> [WRITTEN TASK]
Look through the listing below and give the number of lines that hold "Transcript". Say nothing more.
"""
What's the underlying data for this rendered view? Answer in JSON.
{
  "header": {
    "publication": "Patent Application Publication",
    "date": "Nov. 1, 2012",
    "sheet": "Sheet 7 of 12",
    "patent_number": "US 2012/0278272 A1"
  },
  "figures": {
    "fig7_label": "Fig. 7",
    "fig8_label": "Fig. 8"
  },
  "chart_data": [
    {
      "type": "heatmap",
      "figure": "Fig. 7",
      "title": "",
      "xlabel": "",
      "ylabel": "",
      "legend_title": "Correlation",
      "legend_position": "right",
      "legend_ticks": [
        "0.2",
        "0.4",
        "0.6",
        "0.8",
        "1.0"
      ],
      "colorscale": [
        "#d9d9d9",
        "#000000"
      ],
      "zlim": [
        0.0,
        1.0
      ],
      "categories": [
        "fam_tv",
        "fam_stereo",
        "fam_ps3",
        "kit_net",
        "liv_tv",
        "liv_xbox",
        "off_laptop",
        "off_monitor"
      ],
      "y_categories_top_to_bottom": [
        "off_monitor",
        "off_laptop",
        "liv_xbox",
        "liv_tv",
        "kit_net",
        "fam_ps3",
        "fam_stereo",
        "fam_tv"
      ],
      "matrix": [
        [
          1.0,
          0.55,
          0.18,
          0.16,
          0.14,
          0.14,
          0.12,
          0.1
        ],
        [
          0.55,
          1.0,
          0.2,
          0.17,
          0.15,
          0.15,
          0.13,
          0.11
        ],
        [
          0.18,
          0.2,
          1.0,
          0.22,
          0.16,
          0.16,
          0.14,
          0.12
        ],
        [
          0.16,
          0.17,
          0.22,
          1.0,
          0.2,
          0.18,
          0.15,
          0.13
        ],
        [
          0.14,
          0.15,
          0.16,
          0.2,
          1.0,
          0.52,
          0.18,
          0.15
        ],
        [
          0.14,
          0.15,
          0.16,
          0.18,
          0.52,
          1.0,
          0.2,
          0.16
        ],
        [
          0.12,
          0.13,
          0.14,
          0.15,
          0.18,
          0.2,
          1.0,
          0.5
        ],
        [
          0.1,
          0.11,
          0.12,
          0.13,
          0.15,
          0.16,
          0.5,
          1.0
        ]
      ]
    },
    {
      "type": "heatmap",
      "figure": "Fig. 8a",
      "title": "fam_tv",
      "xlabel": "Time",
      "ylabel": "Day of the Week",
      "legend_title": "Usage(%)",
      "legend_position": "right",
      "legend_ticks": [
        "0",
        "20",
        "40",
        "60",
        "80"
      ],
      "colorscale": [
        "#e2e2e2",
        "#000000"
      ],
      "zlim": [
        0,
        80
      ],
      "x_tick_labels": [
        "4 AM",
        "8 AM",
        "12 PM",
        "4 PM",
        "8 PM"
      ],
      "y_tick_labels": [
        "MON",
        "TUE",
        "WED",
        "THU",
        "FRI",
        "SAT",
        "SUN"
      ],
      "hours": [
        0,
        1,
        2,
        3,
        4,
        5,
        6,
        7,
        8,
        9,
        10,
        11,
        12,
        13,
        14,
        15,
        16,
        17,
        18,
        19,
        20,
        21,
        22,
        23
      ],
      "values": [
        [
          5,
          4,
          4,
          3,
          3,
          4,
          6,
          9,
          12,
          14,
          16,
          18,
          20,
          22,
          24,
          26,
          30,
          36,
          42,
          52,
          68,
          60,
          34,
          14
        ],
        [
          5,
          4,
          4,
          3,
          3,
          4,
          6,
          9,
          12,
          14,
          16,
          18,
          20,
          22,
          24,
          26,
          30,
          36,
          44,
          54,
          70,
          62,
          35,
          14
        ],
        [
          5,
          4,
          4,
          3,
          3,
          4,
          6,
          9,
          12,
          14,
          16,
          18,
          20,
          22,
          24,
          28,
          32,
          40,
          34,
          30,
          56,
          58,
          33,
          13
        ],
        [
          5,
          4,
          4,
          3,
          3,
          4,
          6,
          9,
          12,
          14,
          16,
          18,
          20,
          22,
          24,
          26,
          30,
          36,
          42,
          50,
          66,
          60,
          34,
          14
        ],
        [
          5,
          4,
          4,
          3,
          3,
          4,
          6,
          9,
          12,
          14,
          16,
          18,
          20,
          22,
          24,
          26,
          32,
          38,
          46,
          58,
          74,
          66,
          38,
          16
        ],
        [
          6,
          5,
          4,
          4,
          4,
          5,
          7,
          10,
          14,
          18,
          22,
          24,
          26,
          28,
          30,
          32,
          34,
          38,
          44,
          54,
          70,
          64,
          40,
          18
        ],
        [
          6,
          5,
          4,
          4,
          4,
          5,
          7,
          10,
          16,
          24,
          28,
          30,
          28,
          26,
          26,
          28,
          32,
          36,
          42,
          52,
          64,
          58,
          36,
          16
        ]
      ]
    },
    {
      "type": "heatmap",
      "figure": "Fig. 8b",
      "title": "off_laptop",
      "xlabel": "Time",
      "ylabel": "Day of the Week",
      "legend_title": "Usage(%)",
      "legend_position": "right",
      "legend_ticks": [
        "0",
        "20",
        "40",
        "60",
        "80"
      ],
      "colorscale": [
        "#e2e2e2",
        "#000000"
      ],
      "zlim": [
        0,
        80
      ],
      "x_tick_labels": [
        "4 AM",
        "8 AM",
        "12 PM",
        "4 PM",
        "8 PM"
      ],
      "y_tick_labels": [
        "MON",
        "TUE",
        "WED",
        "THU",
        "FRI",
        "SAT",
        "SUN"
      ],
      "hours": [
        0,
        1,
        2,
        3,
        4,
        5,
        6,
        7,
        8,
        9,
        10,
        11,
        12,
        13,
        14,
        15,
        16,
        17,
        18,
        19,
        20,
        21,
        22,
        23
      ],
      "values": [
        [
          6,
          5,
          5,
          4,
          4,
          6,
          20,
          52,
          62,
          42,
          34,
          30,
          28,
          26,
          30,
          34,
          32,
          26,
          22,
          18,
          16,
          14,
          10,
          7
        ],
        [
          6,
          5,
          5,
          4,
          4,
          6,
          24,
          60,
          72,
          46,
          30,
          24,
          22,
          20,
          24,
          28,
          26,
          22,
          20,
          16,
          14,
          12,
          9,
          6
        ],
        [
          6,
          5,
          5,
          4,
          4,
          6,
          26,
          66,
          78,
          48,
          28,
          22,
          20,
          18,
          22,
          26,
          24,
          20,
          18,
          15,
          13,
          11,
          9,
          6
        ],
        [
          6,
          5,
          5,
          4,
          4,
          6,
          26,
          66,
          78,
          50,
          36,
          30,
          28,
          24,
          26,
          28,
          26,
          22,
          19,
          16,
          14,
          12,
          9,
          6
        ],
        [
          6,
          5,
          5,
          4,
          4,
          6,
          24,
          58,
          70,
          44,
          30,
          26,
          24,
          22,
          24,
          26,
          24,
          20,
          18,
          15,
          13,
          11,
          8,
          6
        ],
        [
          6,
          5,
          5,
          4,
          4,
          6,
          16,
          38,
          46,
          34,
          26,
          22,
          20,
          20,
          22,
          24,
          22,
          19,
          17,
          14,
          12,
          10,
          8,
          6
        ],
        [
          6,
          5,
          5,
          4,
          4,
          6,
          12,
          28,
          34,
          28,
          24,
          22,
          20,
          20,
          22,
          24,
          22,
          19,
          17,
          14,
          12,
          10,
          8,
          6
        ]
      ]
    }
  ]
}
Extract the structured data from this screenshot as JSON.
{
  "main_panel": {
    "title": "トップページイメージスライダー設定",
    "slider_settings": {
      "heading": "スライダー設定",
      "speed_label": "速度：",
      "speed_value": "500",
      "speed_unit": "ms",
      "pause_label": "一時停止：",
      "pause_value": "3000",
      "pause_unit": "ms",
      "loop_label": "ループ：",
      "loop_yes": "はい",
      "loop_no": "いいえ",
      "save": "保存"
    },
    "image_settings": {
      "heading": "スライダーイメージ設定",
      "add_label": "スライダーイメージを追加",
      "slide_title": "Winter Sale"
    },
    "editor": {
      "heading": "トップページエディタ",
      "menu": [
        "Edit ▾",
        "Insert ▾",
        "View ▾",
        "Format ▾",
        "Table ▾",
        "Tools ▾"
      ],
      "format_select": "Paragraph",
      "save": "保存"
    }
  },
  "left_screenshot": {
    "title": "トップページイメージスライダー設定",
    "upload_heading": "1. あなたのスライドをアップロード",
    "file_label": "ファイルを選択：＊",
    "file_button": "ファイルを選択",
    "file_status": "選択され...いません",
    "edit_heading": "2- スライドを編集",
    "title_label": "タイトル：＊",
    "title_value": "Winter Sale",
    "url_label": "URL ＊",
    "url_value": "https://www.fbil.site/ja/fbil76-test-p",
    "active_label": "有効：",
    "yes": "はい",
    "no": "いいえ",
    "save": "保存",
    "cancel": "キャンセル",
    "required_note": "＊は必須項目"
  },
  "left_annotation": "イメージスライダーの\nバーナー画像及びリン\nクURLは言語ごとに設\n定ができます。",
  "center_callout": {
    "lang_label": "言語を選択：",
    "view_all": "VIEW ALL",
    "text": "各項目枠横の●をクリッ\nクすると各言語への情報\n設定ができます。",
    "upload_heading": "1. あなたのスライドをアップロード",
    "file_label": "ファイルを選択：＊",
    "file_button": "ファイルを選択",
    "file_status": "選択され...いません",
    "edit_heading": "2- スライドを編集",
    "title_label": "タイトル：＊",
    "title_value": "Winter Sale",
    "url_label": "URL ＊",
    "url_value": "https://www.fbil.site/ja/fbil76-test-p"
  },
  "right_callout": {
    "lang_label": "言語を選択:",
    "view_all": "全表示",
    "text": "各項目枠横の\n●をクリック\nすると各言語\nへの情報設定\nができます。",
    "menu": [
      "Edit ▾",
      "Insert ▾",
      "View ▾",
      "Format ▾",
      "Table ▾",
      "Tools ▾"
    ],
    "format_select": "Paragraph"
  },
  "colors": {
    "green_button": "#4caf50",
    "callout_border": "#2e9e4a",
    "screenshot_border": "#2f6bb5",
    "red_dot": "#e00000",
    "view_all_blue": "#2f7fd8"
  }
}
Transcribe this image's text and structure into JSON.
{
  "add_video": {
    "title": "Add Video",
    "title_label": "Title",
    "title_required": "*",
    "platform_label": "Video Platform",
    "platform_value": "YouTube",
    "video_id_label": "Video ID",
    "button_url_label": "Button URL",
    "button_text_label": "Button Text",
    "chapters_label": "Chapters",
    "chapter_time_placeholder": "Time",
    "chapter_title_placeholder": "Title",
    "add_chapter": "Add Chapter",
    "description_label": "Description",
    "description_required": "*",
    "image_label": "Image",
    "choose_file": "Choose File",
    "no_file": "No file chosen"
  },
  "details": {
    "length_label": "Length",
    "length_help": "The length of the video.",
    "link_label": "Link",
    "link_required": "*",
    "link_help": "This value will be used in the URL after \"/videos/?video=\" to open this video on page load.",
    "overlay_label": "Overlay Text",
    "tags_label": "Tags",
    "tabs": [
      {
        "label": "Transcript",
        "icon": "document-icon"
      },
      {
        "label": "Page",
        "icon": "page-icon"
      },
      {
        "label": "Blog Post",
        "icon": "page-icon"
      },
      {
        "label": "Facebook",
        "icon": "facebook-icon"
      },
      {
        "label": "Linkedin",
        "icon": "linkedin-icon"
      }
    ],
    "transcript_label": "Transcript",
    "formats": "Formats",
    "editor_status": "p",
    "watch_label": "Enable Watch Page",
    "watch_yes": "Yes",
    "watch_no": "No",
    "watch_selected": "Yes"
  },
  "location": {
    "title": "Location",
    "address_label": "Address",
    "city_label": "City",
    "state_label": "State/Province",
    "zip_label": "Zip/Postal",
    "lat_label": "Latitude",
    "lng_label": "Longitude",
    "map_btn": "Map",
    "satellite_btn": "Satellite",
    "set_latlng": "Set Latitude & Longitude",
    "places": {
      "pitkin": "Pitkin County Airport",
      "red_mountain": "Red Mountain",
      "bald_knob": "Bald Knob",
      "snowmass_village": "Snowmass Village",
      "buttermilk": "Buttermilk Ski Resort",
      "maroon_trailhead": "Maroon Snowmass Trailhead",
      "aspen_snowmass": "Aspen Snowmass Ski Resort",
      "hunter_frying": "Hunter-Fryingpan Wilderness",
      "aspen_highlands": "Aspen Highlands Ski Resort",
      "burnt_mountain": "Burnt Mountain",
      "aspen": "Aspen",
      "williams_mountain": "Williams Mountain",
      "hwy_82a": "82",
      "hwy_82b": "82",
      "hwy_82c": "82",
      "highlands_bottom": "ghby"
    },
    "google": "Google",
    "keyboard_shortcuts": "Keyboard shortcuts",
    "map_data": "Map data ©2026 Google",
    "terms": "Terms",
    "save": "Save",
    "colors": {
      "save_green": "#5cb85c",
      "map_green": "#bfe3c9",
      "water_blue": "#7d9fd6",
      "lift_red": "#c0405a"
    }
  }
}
"""
> [SOLUTION FOR THIS TASK]
2